Dataset items
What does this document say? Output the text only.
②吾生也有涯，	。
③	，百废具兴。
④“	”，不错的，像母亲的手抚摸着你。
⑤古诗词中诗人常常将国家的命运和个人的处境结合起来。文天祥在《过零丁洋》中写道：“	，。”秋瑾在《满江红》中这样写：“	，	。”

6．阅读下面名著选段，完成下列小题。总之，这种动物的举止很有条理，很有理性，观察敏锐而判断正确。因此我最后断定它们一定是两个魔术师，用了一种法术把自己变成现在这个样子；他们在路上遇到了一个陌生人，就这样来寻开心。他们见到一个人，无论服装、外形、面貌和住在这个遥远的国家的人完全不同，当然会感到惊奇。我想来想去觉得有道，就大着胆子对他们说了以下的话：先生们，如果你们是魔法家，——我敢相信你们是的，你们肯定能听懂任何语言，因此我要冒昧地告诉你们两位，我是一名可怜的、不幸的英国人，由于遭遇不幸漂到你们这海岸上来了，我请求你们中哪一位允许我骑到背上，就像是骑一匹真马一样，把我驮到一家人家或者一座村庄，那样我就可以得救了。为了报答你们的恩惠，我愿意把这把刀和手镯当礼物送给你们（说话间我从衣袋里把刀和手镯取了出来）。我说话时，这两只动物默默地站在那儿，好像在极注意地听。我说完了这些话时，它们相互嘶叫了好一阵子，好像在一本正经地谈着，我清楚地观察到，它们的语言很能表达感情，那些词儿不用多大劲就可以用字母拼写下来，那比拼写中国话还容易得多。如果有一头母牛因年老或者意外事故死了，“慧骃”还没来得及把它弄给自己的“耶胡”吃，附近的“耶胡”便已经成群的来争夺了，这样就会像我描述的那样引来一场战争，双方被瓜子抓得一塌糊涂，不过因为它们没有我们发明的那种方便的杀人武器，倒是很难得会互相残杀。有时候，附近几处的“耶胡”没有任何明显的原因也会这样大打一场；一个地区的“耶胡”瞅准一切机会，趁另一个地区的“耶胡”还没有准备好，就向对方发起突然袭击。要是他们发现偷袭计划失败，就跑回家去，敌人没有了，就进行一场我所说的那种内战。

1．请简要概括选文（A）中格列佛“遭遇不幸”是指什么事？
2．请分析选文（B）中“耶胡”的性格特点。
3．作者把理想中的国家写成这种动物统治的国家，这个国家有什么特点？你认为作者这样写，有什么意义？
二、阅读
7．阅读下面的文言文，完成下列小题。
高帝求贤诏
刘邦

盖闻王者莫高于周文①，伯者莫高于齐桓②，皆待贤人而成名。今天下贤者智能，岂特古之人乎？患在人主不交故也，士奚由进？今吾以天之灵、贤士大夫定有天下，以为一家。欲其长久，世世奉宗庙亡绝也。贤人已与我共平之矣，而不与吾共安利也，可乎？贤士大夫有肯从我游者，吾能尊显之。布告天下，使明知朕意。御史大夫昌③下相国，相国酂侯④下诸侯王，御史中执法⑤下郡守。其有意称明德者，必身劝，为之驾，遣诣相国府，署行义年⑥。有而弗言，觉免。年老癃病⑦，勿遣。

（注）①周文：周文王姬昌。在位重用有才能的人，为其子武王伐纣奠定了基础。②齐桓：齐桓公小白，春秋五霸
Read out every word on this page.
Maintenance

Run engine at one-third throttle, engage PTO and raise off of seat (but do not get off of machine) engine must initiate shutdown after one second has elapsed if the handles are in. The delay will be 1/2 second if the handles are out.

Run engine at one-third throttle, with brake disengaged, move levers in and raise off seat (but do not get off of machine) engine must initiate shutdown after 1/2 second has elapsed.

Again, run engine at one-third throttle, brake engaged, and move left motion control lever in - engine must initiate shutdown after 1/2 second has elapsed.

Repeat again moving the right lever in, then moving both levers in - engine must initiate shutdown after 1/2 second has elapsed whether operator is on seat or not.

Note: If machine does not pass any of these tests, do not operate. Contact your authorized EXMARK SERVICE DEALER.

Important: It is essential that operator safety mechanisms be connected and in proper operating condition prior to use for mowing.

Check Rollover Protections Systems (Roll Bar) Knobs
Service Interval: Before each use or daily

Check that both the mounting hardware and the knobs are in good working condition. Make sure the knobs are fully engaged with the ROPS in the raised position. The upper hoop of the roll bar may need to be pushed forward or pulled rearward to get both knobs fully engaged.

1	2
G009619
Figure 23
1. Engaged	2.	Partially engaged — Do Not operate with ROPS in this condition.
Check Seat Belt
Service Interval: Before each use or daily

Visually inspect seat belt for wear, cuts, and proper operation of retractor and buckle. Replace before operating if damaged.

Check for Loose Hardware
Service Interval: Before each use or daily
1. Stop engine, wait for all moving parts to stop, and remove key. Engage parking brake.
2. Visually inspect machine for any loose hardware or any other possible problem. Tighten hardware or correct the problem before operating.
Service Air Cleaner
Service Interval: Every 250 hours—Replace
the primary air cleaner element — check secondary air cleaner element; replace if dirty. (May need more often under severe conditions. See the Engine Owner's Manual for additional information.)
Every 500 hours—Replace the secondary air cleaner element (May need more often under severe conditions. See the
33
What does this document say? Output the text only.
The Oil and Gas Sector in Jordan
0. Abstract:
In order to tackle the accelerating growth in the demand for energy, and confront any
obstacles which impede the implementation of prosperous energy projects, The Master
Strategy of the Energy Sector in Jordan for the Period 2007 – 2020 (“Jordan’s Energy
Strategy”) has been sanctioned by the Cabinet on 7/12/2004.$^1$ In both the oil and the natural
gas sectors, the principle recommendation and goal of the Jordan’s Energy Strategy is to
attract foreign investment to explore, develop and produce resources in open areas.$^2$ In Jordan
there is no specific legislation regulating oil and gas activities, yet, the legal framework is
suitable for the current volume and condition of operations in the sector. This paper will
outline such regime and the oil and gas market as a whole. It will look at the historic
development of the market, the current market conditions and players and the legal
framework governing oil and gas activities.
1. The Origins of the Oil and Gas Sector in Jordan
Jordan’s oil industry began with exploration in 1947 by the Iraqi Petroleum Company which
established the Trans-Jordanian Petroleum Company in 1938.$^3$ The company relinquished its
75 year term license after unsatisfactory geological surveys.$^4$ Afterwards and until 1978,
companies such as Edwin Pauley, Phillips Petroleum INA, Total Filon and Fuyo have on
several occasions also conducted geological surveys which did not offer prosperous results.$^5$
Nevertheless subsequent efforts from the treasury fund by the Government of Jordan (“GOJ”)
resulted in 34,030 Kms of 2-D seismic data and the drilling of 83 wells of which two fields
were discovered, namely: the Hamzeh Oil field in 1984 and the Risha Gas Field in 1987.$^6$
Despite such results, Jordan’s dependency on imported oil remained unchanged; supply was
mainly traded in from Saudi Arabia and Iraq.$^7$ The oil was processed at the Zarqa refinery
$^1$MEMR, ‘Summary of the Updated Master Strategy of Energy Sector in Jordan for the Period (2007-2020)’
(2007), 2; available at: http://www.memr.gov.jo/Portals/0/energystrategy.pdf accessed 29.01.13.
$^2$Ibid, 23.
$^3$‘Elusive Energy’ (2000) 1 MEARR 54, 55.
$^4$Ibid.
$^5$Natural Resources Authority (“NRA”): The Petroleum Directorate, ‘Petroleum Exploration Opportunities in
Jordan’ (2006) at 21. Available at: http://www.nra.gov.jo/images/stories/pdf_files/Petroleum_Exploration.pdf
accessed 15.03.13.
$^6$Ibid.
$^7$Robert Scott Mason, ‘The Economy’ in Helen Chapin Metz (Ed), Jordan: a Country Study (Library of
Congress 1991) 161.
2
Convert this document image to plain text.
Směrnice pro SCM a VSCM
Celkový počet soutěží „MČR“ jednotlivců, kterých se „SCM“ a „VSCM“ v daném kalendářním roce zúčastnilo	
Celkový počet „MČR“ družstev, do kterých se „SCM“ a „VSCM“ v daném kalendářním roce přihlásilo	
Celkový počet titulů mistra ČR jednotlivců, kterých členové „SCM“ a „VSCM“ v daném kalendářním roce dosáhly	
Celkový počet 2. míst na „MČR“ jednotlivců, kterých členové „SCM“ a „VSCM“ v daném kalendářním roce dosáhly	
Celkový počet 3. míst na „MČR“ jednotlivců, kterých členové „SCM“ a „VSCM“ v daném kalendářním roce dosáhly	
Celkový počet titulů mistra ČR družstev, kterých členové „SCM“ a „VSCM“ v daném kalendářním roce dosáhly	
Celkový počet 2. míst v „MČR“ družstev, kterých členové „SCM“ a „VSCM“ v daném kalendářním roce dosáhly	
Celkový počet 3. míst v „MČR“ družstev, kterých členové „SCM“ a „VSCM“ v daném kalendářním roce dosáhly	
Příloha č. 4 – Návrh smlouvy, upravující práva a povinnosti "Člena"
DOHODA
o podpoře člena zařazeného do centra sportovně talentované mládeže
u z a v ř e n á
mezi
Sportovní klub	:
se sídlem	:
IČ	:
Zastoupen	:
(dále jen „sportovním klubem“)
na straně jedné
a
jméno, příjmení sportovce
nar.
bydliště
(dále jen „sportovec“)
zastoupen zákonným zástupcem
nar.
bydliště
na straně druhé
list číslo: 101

## Given exercise
Of the lines in the records, how many contain the word "Company"? Answer with the number and nothing else.

## Exercise output
2